▶ **Given exercise**
Turn the records, from their first line through the line containing "module-name: Everyday Ethics in Singapore [323, 101, 366, 113]", into a Markdown table with the columns "Row" and "Line". Leave out blank lines.
━━ Material provided ━━
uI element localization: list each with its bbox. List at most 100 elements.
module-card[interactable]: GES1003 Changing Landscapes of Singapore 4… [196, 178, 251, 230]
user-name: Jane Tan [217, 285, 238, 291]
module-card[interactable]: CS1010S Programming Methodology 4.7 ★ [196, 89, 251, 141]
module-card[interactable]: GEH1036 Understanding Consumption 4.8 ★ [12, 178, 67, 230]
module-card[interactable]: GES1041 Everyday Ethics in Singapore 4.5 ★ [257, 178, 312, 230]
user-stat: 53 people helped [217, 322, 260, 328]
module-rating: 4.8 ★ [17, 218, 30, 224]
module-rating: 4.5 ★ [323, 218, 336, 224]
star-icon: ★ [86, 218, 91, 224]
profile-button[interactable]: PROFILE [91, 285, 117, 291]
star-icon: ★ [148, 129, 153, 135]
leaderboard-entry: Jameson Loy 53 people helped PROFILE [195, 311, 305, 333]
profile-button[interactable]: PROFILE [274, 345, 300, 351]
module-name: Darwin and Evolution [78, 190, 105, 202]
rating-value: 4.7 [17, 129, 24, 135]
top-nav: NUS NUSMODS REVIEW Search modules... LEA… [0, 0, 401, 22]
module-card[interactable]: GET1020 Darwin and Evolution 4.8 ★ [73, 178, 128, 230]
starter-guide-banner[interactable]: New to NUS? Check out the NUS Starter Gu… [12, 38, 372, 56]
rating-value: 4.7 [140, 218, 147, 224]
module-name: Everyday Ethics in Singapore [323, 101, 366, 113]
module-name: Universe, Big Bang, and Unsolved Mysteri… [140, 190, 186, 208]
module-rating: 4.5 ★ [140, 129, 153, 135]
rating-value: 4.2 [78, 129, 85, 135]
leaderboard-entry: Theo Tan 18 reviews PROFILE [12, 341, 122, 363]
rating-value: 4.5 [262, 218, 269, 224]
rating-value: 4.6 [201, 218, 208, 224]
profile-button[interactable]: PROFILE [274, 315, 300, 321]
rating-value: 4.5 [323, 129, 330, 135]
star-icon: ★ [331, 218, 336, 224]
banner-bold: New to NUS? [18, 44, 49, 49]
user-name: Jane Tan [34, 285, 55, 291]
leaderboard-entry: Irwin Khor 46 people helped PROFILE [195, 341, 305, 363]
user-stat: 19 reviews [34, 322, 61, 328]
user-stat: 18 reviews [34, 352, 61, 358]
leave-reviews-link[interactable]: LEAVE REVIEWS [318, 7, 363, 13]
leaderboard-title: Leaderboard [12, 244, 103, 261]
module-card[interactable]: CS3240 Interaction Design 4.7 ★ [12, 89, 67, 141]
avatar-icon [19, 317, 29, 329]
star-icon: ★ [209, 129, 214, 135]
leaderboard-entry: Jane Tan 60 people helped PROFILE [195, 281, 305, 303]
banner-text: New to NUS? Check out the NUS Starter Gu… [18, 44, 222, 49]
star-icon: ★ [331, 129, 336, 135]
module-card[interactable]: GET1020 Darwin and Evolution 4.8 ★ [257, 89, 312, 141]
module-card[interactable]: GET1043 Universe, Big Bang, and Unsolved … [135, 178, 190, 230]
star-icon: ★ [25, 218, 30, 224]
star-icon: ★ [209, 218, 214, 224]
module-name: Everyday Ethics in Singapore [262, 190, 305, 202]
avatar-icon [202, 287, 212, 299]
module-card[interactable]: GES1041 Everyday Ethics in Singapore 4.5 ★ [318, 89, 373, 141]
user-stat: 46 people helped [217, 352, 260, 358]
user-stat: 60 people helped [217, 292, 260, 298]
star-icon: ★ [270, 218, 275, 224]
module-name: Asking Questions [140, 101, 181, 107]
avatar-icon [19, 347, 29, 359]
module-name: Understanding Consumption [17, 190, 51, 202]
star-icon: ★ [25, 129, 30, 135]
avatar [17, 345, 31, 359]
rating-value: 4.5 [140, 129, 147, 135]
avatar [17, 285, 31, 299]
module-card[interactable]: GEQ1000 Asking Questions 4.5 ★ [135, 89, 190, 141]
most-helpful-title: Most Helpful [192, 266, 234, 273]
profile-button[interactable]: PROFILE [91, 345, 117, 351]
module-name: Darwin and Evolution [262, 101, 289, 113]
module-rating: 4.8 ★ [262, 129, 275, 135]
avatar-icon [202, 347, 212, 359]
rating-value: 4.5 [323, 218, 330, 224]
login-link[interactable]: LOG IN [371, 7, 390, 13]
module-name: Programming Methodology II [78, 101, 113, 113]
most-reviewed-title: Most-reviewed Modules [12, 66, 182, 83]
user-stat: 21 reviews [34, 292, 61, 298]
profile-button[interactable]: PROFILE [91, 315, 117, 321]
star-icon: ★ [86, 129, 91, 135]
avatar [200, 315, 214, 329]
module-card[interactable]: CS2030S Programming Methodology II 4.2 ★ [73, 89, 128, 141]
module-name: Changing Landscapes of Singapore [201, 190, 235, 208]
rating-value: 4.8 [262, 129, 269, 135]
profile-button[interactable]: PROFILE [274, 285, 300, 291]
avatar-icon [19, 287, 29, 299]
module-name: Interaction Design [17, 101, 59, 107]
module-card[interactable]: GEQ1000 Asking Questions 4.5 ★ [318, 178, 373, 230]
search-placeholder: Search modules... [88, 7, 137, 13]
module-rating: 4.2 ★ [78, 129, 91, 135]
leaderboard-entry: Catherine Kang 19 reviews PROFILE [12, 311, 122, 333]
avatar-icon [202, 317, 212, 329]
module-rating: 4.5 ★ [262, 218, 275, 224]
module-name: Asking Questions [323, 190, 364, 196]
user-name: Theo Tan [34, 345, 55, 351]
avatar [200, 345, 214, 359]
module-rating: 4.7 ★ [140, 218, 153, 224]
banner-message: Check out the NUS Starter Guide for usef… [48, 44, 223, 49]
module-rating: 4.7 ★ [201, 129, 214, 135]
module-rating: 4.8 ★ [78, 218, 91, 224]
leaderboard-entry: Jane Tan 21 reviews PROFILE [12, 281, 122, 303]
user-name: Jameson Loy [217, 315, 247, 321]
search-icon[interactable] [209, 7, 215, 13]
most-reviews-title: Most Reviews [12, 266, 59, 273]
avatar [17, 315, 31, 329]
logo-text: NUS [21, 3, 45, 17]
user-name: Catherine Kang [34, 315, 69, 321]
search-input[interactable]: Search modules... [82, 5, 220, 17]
━━━
▶ **Task answer**
| Row | Line |
|---|---|
| 1 | uI element localization: list each with its bbox. List at most 100 elements. |
| 2 | module-card[interactable]: GES1003 Changing Landscapes of Singapore 4… [196, 178, 251, 230] |
| 3 | user-name: Jane Tan [217, 285, 238, 291] |
| 4 | module-card[interactable]: CS1010S Programming Methodology 4.7 ★ [196, 89, 251, 141] |
| 5 | module-card[interactable]: GEH1036 Understanding Consumption 4.8 ★ [12, 178, 67, 230] |
| 6 | module-card[interactable]: GES1041 Everyday Ethics in Singapore 4.5 ★ [257, 178, 312, 230] |
| 7 | user-stat: 53 people helped [217, 322, 260, 328] |
| 8 | module-rating: 4.8 ★ [17, 218, 30, 224] |
| 9 | module-rating: 4.5 ★ [323, 218, 336, 224] |
| 10 | star-icon: ★ [86, 218, 91, 224] |
| 11 | profile-button[interactable]: PROFILE [91, 285, 117, 291] |
| 12 | star-icon: ★ [148, 129, 153, 135] |
| 13 | leaderboard-entry: Jameson Loy 53 people helped PROFILE [195, 311, 305, 333] |
| 14 | profile-button[interactable]: PROFILE [274, 345, 300, 351] |
| 15 | module-name: Darwin and Evolution [78, 190, 105, 202] |
| 16 | rating-value: 4.7 [17, 129, 24, 135] |
| 17 | top-nav: NUS NUSMODS REVIEW Search modules... LEA… [0, 0, 401, 22] |
| 18 | module-card[interactable]: GET1020 Darwin and Evolution 4.8 ★ [73, 178, 128, 230] |
| 19 | starter-guide-banner[interactable]: New to NUS? Check out the NUS Starter Gu… [12, 38, 372, 56] |
| 20 | rating-value: 4.7 [140, 218, 147, 224] |
| 21 | module-name: Everyday Ethics in Singapore [323, 101, 366, 113] |